** begin **
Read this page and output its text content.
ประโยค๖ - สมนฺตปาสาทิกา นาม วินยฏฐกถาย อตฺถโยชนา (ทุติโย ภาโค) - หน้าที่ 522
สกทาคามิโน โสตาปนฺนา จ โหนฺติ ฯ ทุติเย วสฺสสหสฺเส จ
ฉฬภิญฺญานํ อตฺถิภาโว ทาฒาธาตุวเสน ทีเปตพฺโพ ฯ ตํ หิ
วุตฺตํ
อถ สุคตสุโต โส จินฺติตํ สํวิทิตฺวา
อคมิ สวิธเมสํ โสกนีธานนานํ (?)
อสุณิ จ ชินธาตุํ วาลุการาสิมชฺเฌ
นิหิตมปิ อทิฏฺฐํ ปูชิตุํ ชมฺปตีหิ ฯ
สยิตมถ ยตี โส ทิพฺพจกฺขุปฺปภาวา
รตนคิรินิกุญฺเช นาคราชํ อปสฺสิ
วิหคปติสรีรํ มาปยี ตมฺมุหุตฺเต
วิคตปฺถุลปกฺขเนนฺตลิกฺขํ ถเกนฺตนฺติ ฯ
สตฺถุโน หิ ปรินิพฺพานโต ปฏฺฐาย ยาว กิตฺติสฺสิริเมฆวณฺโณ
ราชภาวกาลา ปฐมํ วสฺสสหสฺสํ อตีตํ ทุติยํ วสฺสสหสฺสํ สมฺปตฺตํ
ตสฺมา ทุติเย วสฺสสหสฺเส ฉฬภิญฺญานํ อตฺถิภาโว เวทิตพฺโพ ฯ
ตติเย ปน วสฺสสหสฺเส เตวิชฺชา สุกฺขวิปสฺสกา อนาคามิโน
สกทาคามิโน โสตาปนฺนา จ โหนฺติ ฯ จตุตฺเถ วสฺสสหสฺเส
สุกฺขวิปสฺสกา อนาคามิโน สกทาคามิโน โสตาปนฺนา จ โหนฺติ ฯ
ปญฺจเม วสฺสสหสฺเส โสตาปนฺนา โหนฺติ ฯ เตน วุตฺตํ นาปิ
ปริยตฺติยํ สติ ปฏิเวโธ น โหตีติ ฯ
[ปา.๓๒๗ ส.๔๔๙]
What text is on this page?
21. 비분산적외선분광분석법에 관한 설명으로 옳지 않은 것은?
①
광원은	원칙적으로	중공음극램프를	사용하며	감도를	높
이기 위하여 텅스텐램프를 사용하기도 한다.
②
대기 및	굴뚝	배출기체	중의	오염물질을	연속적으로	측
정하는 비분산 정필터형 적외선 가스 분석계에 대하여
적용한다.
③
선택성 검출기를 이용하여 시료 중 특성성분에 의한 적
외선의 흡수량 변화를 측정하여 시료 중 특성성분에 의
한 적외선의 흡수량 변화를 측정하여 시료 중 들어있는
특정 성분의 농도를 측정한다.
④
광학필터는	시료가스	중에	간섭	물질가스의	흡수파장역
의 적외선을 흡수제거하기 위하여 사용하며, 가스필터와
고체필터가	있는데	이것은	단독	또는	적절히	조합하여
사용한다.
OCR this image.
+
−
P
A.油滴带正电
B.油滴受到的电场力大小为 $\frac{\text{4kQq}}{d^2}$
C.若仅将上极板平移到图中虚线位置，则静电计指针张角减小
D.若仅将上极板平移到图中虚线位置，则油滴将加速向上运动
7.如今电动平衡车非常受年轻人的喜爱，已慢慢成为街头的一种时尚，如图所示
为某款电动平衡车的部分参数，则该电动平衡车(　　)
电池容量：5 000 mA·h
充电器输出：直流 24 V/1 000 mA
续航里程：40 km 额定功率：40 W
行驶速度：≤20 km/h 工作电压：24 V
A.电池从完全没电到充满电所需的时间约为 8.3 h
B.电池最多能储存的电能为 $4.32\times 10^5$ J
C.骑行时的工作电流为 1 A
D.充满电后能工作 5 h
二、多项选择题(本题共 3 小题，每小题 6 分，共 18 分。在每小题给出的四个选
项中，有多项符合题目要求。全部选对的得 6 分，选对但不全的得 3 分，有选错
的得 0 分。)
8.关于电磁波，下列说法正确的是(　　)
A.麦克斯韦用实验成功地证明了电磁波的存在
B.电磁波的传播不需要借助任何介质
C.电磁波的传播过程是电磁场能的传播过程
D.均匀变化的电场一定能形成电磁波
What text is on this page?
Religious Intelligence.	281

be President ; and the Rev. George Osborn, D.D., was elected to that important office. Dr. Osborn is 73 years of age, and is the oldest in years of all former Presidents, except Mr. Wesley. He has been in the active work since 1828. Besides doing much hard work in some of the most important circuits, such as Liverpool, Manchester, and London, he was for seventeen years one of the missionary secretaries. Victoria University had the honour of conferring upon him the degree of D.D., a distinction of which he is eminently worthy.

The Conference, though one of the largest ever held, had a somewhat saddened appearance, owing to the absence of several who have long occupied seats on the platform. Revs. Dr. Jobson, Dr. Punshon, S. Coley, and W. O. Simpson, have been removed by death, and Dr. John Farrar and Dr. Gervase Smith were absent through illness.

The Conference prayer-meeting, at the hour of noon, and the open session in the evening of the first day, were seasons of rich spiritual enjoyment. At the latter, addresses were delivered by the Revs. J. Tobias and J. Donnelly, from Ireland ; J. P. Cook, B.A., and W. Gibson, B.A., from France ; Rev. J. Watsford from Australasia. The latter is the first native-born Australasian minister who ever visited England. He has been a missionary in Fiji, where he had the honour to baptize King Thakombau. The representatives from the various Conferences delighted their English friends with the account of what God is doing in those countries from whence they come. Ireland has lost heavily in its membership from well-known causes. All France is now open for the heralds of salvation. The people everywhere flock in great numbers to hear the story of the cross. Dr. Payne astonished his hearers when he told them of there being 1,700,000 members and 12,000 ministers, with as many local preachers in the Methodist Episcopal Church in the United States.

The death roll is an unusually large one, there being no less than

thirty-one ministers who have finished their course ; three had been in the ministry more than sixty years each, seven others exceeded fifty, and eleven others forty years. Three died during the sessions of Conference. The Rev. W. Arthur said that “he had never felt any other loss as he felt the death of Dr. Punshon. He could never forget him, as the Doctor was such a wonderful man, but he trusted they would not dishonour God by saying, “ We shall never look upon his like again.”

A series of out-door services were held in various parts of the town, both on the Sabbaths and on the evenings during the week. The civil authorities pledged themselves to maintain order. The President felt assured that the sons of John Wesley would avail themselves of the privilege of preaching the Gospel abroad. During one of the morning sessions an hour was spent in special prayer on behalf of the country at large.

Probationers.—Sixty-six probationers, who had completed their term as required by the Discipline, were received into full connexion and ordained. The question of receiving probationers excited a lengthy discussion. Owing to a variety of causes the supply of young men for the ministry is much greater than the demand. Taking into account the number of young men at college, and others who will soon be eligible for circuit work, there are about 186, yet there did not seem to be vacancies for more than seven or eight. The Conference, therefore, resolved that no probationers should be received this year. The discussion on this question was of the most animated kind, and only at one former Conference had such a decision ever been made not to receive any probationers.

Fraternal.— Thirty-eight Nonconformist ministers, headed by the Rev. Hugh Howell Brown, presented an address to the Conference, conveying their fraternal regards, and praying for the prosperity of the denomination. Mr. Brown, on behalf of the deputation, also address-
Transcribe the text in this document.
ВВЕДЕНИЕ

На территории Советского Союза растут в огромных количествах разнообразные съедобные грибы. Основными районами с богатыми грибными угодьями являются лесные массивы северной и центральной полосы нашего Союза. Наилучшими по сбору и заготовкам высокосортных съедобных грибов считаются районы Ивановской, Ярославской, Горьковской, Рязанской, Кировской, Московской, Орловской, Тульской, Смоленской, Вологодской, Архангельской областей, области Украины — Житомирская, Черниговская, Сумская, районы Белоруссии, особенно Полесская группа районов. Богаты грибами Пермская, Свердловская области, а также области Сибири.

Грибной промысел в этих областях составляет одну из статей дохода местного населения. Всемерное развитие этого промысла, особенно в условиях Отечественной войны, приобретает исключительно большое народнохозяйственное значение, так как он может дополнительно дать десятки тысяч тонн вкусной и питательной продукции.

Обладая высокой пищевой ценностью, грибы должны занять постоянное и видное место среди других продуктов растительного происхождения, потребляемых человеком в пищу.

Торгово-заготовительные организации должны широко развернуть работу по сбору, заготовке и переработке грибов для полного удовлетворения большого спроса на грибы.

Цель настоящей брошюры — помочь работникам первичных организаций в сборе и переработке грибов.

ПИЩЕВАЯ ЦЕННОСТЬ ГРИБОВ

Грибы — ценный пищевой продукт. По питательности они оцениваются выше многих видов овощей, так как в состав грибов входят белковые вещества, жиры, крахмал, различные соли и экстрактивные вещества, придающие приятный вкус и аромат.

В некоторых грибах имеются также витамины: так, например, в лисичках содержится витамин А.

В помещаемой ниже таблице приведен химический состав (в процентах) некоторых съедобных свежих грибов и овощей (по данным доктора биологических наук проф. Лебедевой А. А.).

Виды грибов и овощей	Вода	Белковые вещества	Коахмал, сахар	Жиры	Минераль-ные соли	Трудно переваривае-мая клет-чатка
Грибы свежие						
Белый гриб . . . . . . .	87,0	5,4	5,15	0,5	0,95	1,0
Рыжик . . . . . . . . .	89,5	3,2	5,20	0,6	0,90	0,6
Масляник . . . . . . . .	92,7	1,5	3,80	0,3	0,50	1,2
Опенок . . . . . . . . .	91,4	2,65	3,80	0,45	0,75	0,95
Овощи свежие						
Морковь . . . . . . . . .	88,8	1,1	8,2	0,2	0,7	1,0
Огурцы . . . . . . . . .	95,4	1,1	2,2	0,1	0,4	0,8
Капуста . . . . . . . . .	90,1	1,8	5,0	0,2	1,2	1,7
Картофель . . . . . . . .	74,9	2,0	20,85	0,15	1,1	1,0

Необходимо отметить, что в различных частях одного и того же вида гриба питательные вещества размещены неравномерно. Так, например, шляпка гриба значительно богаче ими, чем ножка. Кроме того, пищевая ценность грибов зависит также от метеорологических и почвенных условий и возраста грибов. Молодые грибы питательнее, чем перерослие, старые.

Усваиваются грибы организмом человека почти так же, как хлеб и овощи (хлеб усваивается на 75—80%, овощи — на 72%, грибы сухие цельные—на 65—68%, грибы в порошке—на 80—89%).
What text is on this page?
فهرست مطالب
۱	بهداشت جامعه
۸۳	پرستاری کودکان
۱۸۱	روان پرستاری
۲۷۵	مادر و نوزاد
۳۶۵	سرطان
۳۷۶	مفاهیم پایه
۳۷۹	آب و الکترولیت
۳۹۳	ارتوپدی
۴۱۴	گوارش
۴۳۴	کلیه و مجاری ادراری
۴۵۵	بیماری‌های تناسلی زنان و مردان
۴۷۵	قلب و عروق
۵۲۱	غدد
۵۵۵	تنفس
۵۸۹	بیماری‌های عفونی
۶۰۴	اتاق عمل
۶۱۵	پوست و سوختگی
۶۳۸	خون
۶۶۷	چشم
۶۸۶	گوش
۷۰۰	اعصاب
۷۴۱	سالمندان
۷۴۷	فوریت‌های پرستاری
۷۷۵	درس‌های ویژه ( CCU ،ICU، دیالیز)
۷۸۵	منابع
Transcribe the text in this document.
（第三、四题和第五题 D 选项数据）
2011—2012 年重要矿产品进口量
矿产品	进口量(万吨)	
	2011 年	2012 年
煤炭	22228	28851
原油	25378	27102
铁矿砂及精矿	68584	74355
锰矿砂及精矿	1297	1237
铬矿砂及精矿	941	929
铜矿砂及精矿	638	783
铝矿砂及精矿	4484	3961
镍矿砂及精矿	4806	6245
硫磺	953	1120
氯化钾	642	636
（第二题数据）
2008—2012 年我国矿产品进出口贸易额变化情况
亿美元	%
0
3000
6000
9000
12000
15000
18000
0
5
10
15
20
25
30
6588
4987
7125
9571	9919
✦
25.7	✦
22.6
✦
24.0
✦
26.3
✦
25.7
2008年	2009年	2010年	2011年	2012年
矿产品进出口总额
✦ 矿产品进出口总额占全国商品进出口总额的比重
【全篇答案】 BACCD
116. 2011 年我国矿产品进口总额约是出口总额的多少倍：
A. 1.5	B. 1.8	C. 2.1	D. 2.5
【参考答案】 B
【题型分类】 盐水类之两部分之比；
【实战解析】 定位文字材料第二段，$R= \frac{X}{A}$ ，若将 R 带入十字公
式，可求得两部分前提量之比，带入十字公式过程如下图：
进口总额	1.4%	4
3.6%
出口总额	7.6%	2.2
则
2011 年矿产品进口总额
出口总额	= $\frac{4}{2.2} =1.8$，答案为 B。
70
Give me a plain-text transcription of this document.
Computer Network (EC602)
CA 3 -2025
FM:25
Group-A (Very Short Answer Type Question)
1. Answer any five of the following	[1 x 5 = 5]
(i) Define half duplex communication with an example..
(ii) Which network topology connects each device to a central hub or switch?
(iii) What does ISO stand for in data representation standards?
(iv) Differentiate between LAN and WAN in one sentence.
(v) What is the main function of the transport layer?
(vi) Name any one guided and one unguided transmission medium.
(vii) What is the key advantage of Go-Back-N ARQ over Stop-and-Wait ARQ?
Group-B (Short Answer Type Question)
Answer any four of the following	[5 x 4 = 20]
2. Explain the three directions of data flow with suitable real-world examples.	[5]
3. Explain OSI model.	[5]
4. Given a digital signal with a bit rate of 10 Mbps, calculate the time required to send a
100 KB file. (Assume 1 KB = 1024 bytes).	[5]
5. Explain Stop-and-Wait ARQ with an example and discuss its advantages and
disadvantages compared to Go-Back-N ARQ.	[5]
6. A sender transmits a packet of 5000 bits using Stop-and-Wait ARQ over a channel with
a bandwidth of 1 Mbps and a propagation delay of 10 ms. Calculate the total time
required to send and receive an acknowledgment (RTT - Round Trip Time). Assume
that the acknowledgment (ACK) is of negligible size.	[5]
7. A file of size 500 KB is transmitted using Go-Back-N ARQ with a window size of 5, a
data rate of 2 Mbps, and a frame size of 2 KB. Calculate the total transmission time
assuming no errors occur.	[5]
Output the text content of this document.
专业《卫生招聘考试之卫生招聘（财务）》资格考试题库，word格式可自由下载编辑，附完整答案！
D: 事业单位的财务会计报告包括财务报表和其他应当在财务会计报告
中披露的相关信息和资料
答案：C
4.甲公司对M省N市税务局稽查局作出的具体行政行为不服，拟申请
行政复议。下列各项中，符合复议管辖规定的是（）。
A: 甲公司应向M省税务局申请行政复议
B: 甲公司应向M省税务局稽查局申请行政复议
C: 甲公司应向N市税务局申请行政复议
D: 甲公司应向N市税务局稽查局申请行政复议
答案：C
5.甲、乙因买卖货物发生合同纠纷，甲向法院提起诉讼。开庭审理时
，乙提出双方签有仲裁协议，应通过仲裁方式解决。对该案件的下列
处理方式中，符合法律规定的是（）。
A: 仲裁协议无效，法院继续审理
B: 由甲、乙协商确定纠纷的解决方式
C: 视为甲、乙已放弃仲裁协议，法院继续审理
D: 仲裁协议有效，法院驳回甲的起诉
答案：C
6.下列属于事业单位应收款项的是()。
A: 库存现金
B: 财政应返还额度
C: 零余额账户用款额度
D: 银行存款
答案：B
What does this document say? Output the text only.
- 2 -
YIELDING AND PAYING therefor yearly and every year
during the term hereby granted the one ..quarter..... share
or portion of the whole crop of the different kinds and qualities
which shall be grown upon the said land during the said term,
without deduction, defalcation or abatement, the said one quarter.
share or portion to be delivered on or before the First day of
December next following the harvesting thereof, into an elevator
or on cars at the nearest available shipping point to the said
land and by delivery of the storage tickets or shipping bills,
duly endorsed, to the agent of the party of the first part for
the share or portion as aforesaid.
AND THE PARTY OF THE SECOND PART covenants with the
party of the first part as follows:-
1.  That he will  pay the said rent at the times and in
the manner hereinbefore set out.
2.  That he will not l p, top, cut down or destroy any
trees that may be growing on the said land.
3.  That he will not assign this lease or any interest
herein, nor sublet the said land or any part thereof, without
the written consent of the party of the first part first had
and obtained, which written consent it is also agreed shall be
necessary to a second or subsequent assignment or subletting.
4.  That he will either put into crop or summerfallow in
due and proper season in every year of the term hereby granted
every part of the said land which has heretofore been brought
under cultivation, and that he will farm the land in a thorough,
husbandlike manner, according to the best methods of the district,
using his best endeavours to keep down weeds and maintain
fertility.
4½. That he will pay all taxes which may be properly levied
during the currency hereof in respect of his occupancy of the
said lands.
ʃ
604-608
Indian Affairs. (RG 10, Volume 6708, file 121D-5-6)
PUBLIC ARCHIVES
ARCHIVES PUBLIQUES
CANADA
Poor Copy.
** end **
Using the listing above, show each line holding the string "переработке".

Result of the task »
Торгово-заготовительные организации должны широко развернуть работу по сбору, заготовке и переработке грибов для полного удовлетворения большого спроса на грибы.
Цель настоящей брошюры — помочь работникам первичных организаций в сборе и переработке грибов.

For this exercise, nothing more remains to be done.